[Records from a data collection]
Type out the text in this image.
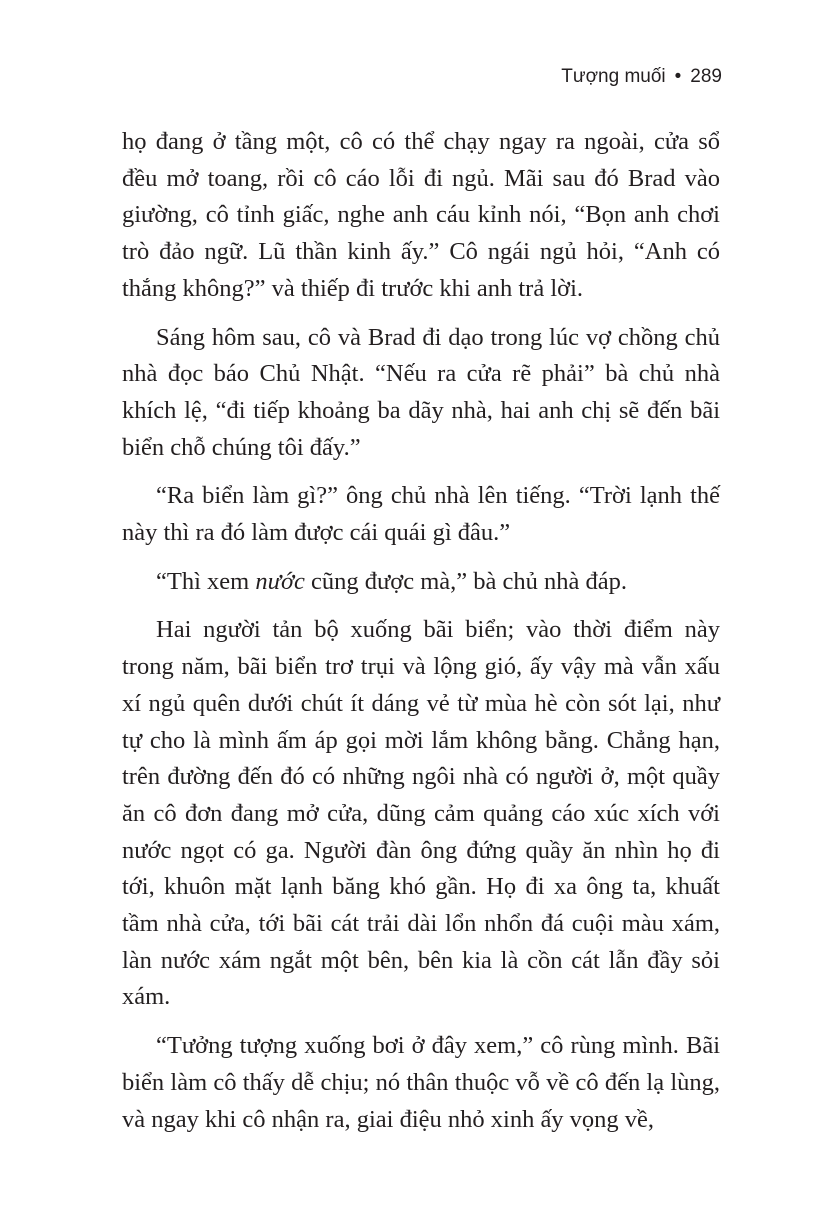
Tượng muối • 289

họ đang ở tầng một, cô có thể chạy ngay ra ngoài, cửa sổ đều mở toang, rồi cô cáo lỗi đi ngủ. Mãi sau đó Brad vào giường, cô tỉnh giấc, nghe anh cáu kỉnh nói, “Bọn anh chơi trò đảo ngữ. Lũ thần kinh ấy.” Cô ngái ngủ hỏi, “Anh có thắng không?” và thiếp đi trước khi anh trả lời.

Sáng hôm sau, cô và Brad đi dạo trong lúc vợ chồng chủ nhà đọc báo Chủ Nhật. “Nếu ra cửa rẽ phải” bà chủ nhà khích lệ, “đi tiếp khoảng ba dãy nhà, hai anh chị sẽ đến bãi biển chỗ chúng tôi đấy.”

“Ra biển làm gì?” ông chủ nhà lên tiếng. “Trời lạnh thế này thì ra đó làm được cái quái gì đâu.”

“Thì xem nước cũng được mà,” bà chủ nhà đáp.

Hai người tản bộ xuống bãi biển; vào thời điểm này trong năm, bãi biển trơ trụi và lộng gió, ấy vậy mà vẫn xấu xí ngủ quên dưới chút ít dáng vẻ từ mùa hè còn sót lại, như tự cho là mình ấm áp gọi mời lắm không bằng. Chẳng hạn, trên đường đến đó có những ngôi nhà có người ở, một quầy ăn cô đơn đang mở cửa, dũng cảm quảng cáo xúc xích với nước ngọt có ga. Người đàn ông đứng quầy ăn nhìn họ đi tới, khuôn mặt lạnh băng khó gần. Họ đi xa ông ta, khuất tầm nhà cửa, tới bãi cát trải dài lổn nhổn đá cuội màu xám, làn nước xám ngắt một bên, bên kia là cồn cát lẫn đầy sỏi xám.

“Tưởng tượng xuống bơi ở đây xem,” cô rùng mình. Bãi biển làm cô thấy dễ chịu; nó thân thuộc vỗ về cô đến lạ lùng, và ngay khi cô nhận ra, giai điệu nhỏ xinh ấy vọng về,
--
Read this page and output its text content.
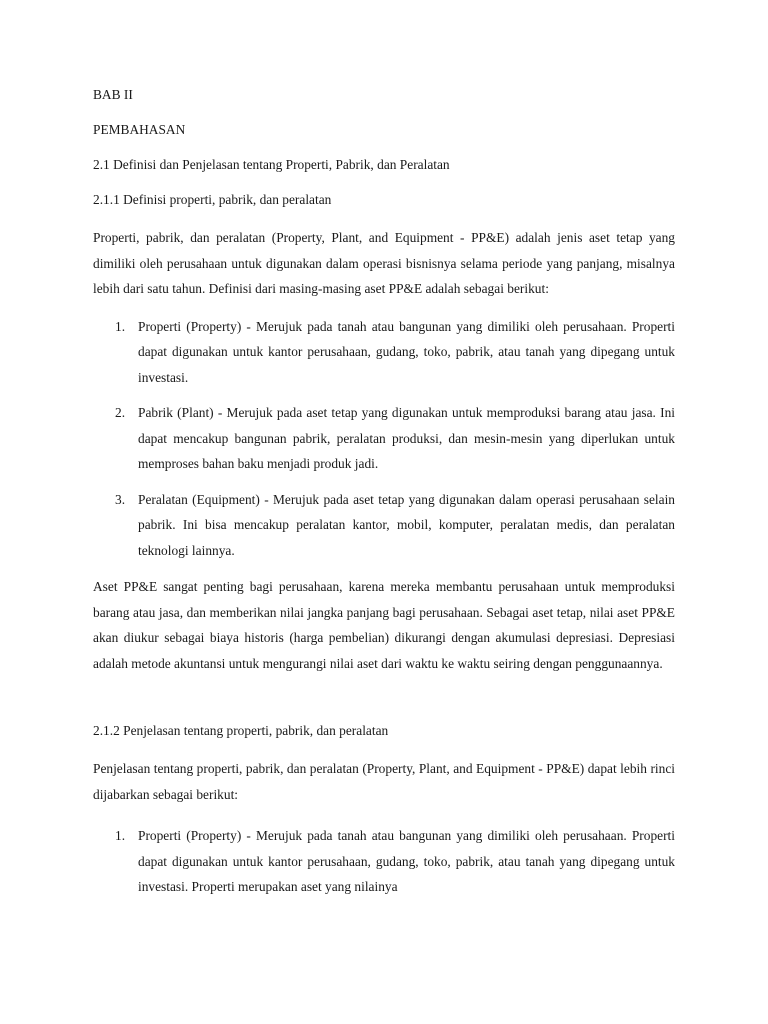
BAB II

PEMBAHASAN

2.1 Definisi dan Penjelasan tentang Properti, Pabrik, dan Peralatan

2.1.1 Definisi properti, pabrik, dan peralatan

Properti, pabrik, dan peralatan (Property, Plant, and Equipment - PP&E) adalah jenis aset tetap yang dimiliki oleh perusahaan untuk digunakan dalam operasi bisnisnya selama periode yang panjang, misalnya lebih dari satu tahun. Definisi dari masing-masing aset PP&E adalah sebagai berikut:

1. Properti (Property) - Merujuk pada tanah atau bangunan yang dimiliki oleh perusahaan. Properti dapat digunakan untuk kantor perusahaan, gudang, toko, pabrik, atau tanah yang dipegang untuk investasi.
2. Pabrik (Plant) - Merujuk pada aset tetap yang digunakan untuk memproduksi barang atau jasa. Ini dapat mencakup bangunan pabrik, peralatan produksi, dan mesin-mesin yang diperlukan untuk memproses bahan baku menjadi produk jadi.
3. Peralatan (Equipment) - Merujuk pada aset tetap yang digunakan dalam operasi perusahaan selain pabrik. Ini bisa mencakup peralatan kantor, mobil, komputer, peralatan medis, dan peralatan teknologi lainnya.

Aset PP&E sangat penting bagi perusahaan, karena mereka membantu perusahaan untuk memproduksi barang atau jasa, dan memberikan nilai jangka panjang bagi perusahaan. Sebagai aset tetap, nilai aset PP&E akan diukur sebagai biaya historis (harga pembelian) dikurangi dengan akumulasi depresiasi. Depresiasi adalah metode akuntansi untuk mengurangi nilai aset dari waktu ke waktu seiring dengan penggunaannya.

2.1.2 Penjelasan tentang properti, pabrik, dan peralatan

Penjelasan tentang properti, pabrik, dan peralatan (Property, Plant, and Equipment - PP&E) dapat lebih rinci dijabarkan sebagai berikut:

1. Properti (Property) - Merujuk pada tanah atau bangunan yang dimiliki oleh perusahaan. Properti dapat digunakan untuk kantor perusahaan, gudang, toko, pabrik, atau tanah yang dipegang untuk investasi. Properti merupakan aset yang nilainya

=== Exercise requirements ===
What is the number of lines that contain "text"? Reply with that number alone.

=== Answer in full ===
2